======== The records
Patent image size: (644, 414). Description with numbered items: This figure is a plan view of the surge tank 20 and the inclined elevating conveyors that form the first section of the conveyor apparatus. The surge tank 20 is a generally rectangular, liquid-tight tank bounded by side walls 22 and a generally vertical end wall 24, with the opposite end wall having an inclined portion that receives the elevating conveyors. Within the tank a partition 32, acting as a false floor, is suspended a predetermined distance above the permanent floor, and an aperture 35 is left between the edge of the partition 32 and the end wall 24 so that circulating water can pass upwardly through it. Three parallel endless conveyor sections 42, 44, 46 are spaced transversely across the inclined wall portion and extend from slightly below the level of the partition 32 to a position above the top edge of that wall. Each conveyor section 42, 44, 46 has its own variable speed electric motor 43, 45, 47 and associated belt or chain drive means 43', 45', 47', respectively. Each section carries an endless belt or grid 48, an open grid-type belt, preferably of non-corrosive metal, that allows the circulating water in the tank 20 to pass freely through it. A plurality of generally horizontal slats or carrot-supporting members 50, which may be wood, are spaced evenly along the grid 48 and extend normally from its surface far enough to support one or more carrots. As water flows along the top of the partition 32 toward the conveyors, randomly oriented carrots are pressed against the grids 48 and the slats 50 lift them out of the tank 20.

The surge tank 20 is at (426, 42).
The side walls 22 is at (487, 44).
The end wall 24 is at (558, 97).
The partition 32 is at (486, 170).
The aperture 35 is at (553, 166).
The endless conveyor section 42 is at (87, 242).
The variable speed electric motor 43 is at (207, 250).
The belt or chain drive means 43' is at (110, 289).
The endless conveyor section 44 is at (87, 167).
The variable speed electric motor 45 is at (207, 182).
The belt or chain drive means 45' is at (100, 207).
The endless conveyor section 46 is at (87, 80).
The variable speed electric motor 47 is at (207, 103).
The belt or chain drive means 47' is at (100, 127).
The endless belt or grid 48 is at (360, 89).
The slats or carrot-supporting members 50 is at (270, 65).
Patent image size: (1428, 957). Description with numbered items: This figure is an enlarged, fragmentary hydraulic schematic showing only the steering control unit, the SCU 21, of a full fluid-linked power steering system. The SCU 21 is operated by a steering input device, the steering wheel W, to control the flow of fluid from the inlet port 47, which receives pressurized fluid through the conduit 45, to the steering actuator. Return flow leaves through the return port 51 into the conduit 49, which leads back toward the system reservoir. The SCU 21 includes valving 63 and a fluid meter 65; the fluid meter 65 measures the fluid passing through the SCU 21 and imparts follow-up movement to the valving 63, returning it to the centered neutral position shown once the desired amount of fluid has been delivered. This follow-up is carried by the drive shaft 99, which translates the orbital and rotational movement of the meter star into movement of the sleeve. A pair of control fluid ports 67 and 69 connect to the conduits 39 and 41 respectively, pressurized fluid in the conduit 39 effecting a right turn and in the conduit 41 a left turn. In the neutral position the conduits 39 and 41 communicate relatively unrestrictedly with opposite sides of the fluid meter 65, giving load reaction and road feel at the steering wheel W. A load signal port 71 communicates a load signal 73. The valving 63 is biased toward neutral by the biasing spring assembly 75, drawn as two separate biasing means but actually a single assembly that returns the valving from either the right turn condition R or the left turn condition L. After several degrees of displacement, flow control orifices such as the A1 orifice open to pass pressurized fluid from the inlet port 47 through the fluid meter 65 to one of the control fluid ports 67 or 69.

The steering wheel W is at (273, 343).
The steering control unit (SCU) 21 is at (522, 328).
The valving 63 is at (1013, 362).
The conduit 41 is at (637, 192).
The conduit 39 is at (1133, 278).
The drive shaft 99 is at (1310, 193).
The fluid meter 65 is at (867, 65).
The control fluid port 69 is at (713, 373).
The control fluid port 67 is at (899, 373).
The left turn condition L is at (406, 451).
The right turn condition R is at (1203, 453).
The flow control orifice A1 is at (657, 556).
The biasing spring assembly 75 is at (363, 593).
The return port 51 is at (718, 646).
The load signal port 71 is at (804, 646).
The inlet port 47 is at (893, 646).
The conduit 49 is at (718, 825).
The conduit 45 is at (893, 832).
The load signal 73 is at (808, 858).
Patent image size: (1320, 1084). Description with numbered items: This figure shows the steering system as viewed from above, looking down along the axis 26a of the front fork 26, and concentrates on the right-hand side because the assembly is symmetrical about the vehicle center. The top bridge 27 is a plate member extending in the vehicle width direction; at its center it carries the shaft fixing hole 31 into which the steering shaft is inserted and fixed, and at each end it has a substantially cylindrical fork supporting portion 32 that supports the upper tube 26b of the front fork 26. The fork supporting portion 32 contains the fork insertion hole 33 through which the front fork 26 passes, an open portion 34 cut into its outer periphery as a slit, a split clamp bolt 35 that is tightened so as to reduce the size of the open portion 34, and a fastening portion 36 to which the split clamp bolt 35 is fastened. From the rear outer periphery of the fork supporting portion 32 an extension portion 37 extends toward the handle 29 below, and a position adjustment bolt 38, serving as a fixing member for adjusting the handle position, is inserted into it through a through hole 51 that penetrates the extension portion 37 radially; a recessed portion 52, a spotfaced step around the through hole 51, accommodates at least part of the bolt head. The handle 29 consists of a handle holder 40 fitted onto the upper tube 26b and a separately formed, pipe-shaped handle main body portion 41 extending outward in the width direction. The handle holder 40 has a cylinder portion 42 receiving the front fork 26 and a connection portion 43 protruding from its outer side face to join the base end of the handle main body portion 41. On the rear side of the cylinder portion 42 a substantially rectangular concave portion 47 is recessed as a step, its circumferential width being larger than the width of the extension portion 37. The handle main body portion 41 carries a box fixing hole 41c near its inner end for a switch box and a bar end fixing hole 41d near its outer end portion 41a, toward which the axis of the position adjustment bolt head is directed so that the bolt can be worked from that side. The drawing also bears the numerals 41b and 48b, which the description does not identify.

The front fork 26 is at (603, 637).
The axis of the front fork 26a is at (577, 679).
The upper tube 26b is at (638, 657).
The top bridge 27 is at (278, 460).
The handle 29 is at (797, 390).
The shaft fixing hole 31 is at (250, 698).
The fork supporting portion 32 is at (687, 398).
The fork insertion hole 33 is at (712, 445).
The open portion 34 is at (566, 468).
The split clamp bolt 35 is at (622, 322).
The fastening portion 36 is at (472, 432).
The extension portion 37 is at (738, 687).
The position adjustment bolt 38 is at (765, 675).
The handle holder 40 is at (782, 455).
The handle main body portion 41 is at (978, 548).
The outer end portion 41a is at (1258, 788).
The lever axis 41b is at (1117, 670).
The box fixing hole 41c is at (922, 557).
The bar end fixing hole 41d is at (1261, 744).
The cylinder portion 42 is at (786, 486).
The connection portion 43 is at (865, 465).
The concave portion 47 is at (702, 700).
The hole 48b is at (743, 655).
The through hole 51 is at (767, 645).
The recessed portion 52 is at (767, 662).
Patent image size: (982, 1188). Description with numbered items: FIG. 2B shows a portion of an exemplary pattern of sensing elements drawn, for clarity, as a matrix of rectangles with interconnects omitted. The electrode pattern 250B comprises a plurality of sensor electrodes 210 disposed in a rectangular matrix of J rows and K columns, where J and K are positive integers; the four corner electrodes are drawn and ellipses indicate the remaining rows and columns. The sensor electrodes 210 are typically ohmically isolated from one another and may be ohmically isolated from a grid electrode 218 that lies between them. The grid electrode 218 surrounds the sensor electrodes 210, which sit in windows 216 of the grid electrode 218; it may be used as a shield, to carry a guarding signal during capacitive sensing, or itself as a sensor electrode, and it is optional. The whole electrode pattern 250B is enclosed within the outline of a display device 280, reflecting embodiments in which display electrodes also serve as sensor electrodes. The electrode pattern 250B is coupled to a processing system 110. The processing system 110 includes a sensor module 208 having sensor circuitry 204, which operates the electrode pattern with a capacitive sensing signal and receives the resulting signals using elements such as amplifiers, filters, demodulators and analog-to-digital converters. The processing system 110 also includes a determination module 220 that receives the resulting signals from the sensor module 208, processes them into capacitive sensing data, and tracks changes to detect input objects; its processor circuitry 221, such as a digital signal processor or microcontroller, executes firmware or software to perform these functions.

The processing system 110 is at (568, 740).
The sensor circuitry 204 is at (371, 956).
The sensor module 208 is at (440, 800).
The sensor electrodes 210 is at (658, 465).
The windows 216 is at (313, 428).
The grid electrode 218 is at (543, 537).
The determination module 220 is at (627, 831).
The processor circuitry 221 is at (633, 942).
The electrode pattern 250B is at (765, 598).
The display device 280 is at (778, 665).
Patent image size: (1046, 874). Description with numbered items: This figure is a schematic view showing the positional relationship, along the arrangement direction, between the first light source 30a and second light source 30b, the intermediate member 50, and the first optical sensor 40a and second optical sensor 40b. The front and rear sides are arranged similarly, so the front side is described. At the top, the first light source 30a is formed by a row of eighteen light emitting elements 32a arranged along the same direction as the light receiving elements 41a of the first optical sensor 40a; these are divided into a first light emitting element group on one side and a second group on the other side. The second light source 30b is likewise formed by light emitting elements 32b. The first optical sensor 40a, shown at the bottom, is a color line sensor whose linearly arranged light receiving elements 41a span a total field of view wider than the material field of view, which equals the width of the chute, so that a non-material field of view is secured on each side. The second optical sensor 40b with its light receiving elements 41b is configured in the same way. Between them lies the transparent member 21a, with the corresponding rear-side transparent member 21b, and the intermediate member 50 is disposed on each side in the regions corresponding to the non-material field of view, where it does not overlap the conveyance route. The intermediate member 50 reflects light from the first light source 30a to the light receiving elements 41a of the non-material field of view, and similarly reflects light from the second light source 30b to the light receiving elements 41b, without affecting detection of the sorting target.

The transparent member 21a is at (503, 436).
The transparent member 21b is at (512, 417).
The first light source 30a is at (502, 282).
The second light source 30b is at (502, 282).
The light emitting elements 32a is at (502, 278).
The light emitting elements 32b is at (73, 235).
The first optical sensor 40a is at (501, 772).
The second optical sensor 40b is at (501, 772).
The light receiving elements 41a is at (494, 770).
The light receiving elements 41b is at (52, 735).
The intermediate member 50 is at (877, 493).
================
§ **Short task**
Reproduce the lines above without any change, beginning with the very first line and continuing through the line that contains "The aperture 35 is at (553, 166).", with both of those lines included.

§ **Full answer**
Patent image size: (644, 414). Description with numbered items: This figure is a plan view of the surge tank 20 and the inclined elevating conveyors that form the first section of the conveyor apparatus. The surge tank 20 is a generally rectangular, liquid-tight tank bounded by side walls 22 and a generally vertical end wall 24, with the opposite end wall having an inclined portion that receives the elevating conveyors. Within the tank a partition 32, acting as a false floor, is suspended a predetermined distance above the permanent floor, and an aperture 35 is left between the edge of the partition 32 and the end wall 24 so that circulating water can pass upwardly through it. Three parallel endless conveyor sections 42, 44, 46 are spaced transversely across the inclined wall portion and extend from slightly below the level of the partition 32 to a position above the top edge of that wall. Each conveyor section 42, 44, 46 has its own variable speed electric motor 43, 45, 47 and associated belt or chain drive means 43', 45', 47', respectively. Each section carries an endless belt or grid 48, an open grid-type belt, preferably of non-corrosive metal, that allows the circulating water in the tank 20 to pass freely through it. A plurality of generally horizontal slats or carrot-supporting members 50, which may be wood, are spaced evenly along the grid 48 and extend normally from its surface far enough to support one or more carrots. As water flows along the top of the partition 32 toward the conveyors, randomly oriented carrots are pressed against the grids 48 and the slats 50 lift them out of the tank 20.

The surge tank 20 is at (426, 42).
The side walls 22 is at (487, 44).
The end wall 24 is at (558, 97).
The partition 32 is at (486, 170).
The aperture 35 is at (553, 166).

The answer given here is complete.